YOUR GOAL |
In the material below, the lines containing the word "στὴν" are required; copy each of them.

[Dataset items]
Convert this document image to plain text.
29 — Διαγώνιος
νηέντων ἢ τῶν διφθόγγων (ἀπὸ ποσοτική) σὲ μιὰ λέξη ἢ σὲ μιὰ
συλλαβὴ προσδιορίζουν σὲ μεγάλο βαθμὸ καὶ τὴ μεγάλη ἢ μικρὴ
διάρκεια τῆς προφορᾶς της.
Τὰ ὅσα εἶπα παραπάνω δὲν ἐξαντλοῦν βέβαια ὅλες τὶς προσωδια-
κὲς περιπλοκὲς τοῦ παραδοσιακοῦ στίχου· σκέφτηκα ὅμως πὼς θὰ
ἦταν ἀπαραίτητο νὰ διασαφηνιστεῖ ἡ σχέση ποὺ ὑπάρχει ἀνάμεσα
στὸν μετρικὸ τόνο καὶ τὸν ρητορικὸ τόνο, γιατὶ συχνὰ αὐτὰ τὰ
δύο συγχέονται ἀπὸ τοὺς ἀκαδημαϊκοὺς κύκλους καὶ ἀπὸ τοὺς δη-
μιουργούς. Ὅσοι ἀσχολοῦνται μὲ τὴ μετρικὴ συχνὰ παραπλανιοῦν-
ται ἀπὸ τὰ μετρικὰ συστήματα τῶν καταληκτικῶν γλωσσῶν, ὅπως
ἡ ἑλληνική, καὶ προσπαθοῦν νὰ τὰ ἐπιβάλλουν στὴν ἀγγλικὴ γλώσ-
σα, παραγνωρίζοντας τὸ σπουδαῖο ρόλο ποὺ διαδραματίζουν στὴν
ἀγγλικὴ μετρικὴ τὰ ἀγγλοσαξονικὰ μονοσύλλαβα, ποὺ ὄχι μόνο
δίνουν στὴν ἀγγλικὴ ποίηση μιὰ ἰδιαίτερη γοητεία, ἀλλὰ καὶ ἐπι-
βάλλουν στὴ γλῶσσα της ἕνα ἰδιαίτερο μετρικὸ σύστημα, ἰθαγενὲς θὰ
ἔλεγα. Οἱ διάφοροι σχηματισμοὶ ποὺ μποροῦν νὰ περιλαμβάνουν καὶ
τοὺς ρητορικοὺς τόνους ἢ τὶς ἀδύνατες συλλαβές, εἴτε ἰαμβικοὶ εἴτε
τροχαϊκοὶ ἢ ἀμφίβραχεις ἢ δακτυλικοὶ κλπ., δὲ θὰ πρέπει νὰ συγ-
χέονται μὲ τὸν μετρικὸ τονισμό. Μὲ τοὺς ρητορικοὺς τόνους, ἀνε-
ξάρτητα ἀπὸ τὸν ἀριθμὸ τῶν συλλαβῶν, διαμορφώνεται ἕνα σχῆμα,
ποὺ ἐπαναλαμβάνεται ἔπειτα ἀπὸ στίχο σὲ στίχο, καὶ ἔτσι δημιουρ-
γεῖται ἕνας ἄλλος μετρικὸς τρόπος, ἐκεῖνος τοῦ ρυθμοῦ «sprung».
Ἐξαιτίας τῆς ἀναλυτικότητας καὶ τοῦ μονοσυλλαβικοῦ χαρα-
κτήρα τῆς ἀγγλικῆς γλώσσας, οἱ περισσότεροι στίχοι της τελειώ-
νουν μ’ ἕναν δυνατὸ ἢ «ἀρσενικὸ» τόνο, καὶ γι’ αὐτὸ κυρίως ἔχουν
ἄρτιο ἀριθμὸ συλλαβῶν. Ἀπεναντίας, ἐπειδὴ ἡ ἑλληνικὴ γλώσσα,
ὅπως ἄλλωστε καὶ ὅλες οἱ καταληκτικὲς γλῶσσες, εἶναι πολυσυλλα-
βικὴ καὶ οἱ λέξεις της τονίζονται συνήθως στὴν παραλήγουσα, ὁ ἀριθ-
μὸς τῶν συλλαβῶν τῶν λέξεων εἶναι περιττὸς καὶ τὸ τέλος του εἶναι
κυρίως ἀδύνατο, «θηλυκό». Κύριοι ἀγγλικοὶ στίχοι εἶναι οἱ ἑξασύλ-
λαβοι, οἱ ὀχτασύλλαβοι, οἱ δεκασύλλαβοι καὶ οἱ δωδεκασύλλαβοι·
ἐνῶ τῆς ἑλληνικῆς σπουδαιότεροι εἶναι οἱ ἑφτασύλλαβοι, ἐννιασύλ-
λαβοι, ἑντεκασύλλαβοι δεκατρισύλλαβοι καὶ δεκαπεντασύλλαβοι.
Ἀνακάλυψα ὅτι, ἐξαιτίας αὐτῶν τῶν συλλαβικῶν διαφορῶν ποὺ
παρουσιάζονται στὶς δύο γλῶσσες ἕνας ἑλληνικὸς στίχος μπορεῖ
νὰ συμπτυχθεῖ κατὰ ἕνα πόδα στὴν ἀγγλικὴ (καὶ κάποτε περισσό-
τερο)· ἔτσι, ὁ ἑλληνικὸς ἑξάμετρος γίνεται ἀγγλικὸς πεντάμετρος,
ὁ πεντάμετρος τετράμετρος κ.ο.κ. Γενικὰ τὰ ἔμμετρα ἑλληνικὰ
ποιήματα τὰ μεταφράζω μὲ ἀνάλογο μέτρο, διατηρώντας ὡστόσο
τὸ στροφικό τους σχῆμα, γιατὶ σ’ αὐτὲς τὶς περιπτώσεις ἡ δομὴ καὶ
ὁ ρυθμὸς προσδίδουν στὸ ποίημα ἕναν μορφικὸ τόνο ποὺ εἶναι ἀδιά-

SOLUTION TO THIS PROBLEM |
ἡ ἑλληνική, καὶ προσπαθοῦν νὰ τὰ ἐπιβάλλουν στὴν ἀγγλικὴ γλώσ-
σα, παραγνωρίζοντας τὸ σπουδαῖο ρόλο ποὺ διαδραματίζουν στὴν
δίνουν στὴν ἀγγλικὴ ποίηση μιὰ ἰδιαίτερη γοητεία, ἀλλὰ καὶ ἐπι-
βικὴ καὶ οἱ λέξεις της τονίζονται συνήθως στὴν παραλήγουσα, ὁ ἀριθ-
νὰ συμπτυχθεῖ κατὰ ἕνα πόδα στὴν ἀγγλικὴ (καὶ κάποτε περισσό-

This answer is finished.